» **TASK DETAILS**:
Exactly as given, repeat all of the entries.

::: RECORDS FOR PROCESSING

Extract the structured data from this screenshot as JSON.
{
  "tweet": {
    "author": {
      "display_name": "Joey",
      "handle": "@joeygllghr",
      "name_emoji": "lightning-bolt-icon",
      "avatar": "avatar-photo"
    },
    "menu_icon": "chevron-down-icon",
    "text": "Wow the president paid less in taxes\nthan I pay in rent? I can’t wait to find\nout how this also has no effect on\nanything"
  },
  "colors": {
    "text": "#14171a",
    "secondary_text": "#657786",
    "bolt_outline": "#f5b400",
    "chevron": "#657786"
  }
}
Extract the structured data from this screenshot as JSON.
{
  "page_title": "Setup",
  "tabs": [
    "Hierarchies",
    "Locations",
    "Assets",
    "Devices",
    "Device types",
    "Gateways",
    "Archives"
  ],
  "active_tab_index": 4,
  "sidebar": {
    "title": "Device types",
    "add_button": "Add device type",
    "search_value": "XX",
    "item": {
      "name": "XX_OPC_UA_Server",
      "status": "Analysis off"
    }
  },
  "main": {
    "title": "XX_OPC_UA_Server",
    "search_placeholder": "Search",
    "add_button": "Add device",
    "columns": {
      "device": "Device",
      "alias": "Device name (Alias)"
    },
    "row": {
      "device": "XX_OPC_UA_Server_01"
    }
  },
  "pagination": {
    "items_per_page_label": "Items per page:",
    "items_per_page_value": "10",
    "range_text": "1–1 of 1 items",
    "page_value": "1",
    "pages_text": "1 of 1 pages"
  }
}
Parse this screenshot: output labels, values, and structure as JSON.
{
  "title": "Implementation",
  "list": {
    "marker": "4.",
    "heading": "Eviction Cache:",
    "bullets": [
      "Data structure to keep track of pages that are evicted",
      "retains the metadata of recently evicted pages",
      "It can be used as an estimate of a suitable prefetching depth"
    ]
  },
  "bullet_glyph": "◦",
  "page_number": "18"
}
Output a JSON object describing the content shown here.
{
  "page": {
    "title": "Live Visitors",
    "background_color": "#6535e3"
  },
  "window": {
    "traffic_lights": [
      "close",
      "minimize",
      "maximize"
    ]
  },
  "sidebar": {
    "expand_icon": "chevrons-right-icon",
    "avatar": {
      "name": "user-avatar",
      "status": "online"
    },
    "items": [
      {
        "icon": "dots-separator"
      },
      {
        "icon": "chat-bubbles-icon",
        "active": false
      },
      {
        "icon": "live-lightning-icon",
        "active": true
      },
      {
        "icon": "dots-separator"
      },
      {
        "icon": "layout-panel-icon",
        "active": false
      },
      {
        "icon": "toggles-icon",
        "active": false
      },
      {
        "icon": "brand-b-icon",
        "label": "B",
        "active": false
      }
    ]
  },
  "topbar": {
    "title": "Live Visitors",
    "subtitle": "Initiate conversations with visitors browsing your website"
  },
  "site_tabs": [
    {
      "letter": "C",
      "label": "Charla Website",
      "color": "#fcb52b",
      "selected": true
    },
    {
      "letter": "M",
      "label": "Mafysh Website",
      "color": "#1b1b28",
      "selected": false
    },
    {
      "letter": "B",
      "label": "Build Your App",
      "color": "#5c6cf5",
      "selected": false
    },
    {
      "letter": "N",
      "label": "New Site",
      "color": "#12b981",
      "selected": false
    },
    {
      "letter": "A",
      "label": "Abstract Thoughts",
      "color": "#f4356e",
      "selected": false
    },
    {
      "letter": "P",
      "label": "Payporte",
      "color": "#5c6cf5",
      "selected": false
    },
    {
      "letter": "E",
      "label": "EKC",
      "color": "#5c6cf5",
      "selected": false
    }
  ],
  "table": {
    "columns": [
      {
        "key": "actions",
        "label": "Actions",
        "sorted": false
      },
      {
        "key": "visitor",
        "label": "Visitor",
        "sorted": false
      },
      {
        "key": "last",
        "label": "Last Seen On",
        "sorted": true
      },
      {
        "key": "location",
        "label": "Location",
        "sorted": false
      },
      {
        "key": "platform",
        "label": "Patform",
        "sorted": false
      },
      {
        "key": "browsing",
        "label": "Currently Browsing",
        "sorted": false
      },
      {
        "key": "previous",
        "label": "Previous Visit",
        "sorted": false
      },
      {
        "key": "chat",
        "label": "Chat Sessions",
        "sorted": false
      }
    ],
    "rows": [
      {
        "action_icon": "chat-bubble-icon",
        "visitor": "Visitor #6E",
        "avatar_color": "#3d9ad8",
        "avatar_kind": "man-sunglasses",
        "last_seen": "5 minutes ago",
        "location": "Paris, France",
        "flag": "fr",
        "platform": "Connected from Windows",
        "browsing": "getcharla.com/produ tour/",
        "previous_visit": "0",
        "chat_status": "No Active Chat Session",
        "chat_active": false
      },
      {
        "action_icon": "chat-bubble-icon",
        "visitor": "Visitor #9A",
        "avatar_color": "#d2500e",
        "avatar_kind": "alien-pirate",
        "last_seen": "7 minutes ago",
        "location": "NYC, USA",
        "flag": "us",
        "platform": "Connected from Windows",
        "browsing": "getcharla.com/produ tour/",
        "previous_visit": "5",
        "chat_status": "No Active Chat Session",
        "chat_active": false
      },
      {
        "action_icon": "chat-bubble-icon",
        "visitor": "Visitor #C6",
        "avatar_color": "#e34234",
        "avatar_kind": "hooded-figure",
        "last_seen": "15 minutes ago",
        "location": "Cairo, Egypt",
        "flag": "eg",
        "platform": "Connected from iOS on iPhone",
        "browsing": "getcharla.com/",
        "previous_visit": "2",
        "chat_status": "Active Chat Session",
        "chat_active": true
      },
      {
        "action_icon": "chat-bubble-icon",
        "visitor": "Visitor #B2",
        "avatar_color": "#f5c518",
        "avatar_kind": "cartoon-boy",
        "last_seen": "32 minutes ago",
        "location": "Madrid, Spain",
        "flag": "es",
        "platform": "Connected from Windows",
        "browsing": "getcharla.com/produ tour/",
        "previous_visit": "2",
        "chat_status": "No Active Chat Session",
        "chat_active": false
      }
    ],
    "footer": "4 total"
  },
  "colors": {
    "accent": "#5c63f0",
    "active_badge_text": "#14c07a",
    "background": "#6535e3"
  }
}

::::::

» **RIGHT ANSWER**:
Extract the structured data from this screenshot as JSON.
{
  "tweet": {
    "author": {
      "display_name": "Joey",
      "handle": "@joeygllghr",
      "name_emoji": "lightning-bolt-icon",
      "avatar": "avatar-photo"
    },
    "menu_icon": "chevron-down-icon",
    "text": "Wow the president paid less in taxes\nthan I pay in rent? I can’t wait to find\nout how this also has no effect on\nanything"
  },
  "colors": {
    "text": "#14171a",
    "secondary_text": "#657786",
    "bolt_outline": "#f5b400",
    "chevron": "#657786"
  }
}
Extract the structured data from this screenshot as JSON.
{
  "page_title": "Setup",
  "tabs": [
    "Hierarchies",
    "Locations",
    "Assets",
    "Devices",
    "Device types",
    "Gateways",
    "Archives"
  ],
  "active_tab_index": 4,
  "sidebar": {
    "title": "Device types",
    "add_button": "Add device type",
    "search_value": "XX",
    "item": {
      "name": "XX_OPC_UA_Server",
      "status": "Analysis off"
    }
  },
  "main": {
    "title": "XX_OPC_UA_Server",
    "search_placeholder": "Search",
    "add_button": "Add device",
    "columns": {
      "device": "Device",
      "alias": "Device name (Alias)"
    },
    "row": {
      "device": "XX_OPC_UA_Server_01"
    }
  },
  "pagination": {
    "items_per_page_label": "Items per page:",
    "items_per_page_value": "10",
    "range_text": "1–1 of 1 items",
    "page_value": "1",
    "pages_text": "1 of 1 pages"
  }
}
Parse this screenshot: output labels, values, and structure as JSON.
{
  "title": "Implementation",
  "list": {
    "marker": "4.",
    "heading": "Eviction Cache:",
    "bullets": [
      "Data structure to keep track of pages that are evicted",
      "retains the metadata of recently evicted pages",
      "It can be used as an estimate of a suitable prefetching depth"
    ]
  },
  "bullet_glyph": "◦",
  "page_number": "18"
}
Output a JSON object describing the content shown here.
{
  "page": {
    "title": "Live Visitors",
    "background_color": "#6535e3"
  },
  "window": {
    "traffic_lights": [
      "close",
      "minimize",
      "maximize"
    ]
  },
  "sidebar": {
    "expand_icon": "chevrons-right-icon",
    "avatar": {
      "name": "user-avatar",
      "status": "online"
    },
    "items": [
      {
        "icon": "dots-separator"
      },
      {
        "icon": "chat-bubbles-icon",
        "active": false
      },
      {
        "icon": "live-lightning-icon",
        "active": true
      },
      {
        "icon": "dots-separator"
      },
      {
        "icon": "layout-panel-icon",
        "active": false
      },
      {
        "icon": "toggles-icon",
        "active": false
      },
      {
        "icon": "brand-b-icon",
        "label": "B",
        "active": false
      }
    ]
  },
  "topbar": {
    "title": "Live Visitors",
    "subtitle": "Initiate conversations with visitors browsing your website"
  },
  "site_tabs": [
    {
      "letter": "C",
      "label": "Charla Website",
      "color": "#fcb52b",
      "selected": true
    },
    {
      "letter": "M",
      "label": "Mafysh Website",
      "color": "#1b1b28",
      "selected": false
    },
    {
      "letter": "B",
      "label": "Build Your App",
      "color": "#5c6cf5",
      "selected": false
    },
    {
      "letter": "N",
      "label": "New Site",
      "color": "#12b981",
      "selected": false
    },
    {
      "letter": "A",
      "label": "Abstract Thoughts",
      "color": "#f4356e",
      "selected": false
    },
    {
      "letter": "P",
      "label": "Payporte",
      "color": "#5c6cf5",
      "selected": false
    },
    {
      "letter": "E",
      "label": "EKC",
      "color": "#5c6cf5",
      "selected": false
    }
  ],
  "table": {
    "columns": [
      {
        "key": "actions",
        "label": "Actions",
        "sorted": false
      },
      {
        "key": "visitor",
        "label": "Visitor",
        "sorted": false
      },
      {
        "key": "last",
        "label": "Last Seen On",
        "sorted": true
      },
      {
        "key": "location",
        "label": "Location",
        "sorted": false
      },
      {
        "key": "platform",
        "label": "Patform",
        "sorted": false
      },
      {
        "key": "browsing",
        "label": "Currently Browsing",
        "sorted": false
      },
      {
        "key": "previous",
        "label": "Previous Visit",
        "sorted": false
      },
      {
        "key": "chat",
        "label": "Chat Sessions",
        "sorted": false
      }
    ],
    "rows": [
      {
        "action_icon": "chat-bubble-icon",
        "visitor": "Visitor #6E",
        "avatar_color": "#3d9ad8",
        "avatar_kind": "man-sunglasses",
        "last_seen": "5 minutes ago",
        "location": "Paris, France",
        "flag": "fr",
        "platform": "Connected from Windows",
        "browsing": "getcharla.com/produ tour/",
        "previous_visit": "0",
        "chat_status": "No Active Chat Session",
        "chat_active": false
      },
      {
        "action_icon": "chat-bubble-icon",
        "visitor": "Visitor #9A",
        "avatar_color": "#d2500e",
        "avatar_kind": "alien-pirate",
        "last_seen": "7 minutes ago",
        "location": "NYC, USA",
        "flag": "us",
        "platform": "Connected from Windows",
        "browsing": "getcharla.com/produ tour/",
        "previous_visit": "5",
        "chat_status": "No Active Chat Session",
        "chat_active": false
      },
      {
        "action_icon": "chat-bubble-icon",
        "visitor": "Visitor #C6",
        "avatar_color": "#e34234",
        "avatar_kind": "hooded-figure",
        "last_seen": "15 minutes ago",
        "location": "Cairo, Egypt",
        "flag": "eg",
        "platform": "Connected from iOS on iPhone",
        "browsing": "getcharla.com/",
        "previous_visit": "2",
        "chat_status": "Active Chat Session",
        "chat_active": true
      },
      {
        "action_icon": "chat-bubble-icon",
        "visitor": "Visitor #B2",
        "avatar_color": "#f5c518",
        "avatar_kind": "cartoon-boy",
        "last_seen": "32 minutes ago",
        "location": "Madrid, Spain",
        "flag": "es",
        "platform": "Connected from Windows",
        "browsing": "getcharla.com/produ tour/",
        "previous_visit": "2",
        "chat_status": "No Active Chat Session",
        "chat_active": false
      }
    ],
    "footer": "4 total"
  },
  "colors": {
    "accent": "#5c63f0",
    "active_badge_text": "#14c07a",
    "background": "#6535e3"
  }
}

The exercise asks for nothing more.